What the task asks:
Copy out every line exactly, passing over the pictures.

Supplied records:

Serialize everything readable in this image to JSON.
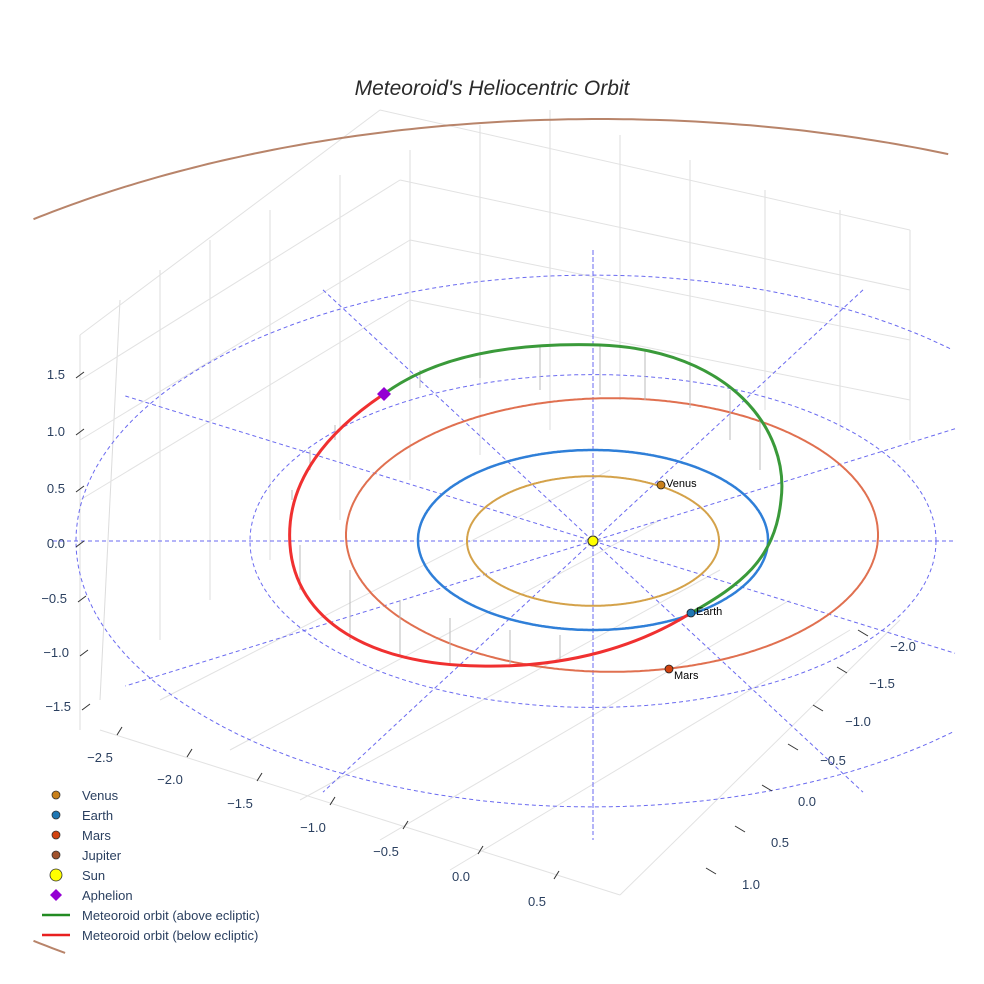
{
  "chart_data": {
    "type": "scatter3d",
    "title": "Meteoroid's Heliocentric Orbit",
    "axes": {
      "x": {
        "ticks": [
          "−2.5",
          "−2.0",
          "−1.5",
          "−1.0",
          "−0.5",
          "0.0",
          "0.5"
        ]
      },
      "y": {
        "ticks": [
          "−2.0",
          "−1.5",
          "−1.0",
          "−0.5",
          "0.0",
          "0.5",
          "1.0"
        ]
      },
      "z": {
        "ticks": [
          "1.5",
          "1.0",
          "0.5",
          "0.0",
          "−0.5",
          "−1.0",
          "−1.5"
        ]
      }
    },
    "orbits": [
      {
        "name": "Venus",
        "radius_au": 0.72,
        "color": "#d4a24a"
      },
      {
        "name": "Earth",
        "radius_au": 1.0,
        "color": "#2f7fd8"
      },
      {
        "name": "Mars",
        "radius_au": 1.52,
        "color": "#e07050"
      },
      {
        "name": "Jupiter",
        "radius_au": 5.2,
        "color": "#b8846a"
      }
    ],
    "planets": [
      {
        "name": "Venus",
        "label": "Venus",
        "color": "#c87f1a"
      },
      {
        "name": "Earth",
        "label": "Earth",
        "color": "#1f77b4"
      },
      {
        "name": "Mars",
        "label": "Mars",
        "color": "#d1420f"
      }
    ],
    "reference_circles_au": [
      2.0,
      3.0
    ],
    "legend": [
      {
        "label": "Venus",
        "color": "#c87f1a",
        "symbol": "circle"
      },
      {
        "label": "Earth",
        "color": "#1f77b4",
        "symbol": "circle"
      },
      {
        "label": "Mars",
        "color": "#d1420f",
        "symbol": "circle"
      },
      {
        "label": "Jupiter",
        "color": "#a0522d",
        "symbol": "circle"
      },
      {
        "label": "Sun",
        "color": "#ffff00",
        "symbol": "big-circle"
      },
      {
        "label": "Aphelion",
        "color": "#9400d3",
        "symbol": "diamond"
      },
      {
        "label": "Meteoroid orbit (above ecliptic)",
        "color": "#228b22",
        "symbol": "line"
      },
      {
        "label": "Meteoroid orbit (below ecliptic)",
        "color": "#e82020",
        "symbol": "line"
      }
    ],
    "legend_position": "bottom-left"
  }
}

Exercise response:
Serialize everything readable in this image to JSON.
{
  "chart_data": {
    "type": "scatter3d",
    "title": "Meteoroid's Heliocentric Orbit",
    "axes": {
      "x": {
        "ticks": [
          "−2.5",
          "−2.0",
          "−1.5",
          "−1.0",
          "−0.5",
          "0.0",
          "0.5"
        ]
      },
      "y": {
        "ticks": [
          "−2.0",
          "−1.5",
          "−1.0",
          "−0.5",
          "0.0",
          "0.5",
          "1.0"
        ]
      },
      "z": {
        "ticks": [
          "1.5",
          "1.0",
          "0.5",
          "0.0",
          "−0.5",
          "−1.0",
          "−1.5"
        ]
      }
    },
    "orbits": [
      {
        "name": "Venus",
        "radius_au": 0.72,
        "color": "#d4a24a"
      },
      {
        "name": "Earth",
        "radius_au": 1.0,
        "color": "#2f7fd8"
      },
      {
        "name": "Mars",
        "radius_au": 1.52,
        "color": "#e07050"
      },
      {
        "name": "Jupiter",
        "radius_au": 5.2,
        "color": "#b8846a"
      }
    ],
    "planets": [
      {
        "name": "Venus",
        "label": "Venus",
        "color": "#c87f1a"
      },
      {
        "name": "Earth",
        "label": "Earth",
        "color": "#1f77b4"
      },
      {
        "name": "Mars",
        "label": "Mars",
        "color": "#d1420f"
      }
    ],
    "reference_circles_au": [
      2.0,
      3.0
    ],
    "legend": [
      {
        "label": "Venus",
        "color": "#c87f1a",
        "symbol": "circle"
      },
      {
        "label": "Earth",
        "color": "#1f77b4",
        "symbol": "circle"
      },
      {
        "label": "Mars",
        "color": "#d1420f",
        "symbol": "circle"
      },
      {
        "label": "Jupiter",
        "color": "#a0522d",
        "symbol": "circle"
      },
      {
        "label": "Sun",
        "color": "#ffff00",
        "symbol": "big-circle"
      },
      {
        "label": "Aphelion",
        "color": "#9400d3",
        "symbol": "diamond"
      },
      {
        "label": "Meteoroid orbit (above ecliptic)",
        "color": "#228b22",
        "symbol": "line"
      },
      {
        "label": "Meteoroid orbit (below ecliptic)",
        "color": "#e82020",
        "symbol": "line"
      }
    ],
    "legend_position": "bottom-left"
  }
}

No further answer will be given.